= Directions for this task =
Work out the number of lines containing "avatar". Give that number alone.

= Extracted records =
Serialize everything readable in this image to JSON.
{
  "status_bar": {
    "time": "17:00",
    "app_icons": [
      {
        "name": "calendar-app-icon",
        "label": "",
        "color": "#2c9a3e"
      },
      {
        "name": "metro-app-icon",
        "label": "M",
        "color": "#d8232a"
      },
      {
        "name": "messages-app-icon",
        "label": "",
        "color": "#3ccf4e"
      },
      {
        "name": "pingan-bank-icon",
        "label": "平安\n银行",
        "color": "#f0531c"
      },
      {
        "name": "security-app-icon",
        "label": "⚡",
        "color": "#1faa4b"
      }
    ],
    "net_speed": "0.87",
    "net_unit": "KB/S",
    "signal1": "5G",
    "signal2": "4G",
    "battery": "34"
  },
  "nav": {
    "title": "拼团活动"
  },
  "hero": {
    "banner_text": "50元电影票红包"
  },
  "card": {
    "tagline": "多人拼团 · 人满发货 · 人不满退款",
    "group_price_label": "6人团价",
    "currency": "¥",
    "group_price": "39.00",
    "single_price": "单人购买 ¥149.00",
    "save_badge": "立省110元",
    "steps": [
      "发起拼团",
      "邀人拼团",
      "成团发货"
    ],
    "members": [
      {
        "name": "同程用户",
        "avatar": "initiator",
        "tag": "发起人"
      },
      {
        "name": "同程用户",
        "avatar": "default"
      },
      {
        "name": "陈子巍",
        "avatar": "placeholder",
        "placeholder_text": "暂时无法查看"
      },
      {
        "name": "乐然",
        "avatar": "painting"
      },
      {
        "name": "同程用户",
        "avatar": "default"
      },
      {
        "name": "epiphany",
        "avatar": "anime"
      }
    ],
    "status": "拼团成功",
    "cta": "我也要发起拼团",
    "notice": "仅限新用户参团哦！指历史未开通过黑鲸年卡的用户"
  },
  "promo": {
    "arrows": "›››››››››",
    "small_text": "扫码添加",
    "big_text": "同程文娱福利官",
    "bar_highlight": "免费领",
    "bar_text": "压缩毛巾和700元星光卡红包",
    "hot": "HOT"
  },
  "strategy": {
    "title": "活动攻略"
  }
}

= Response =
6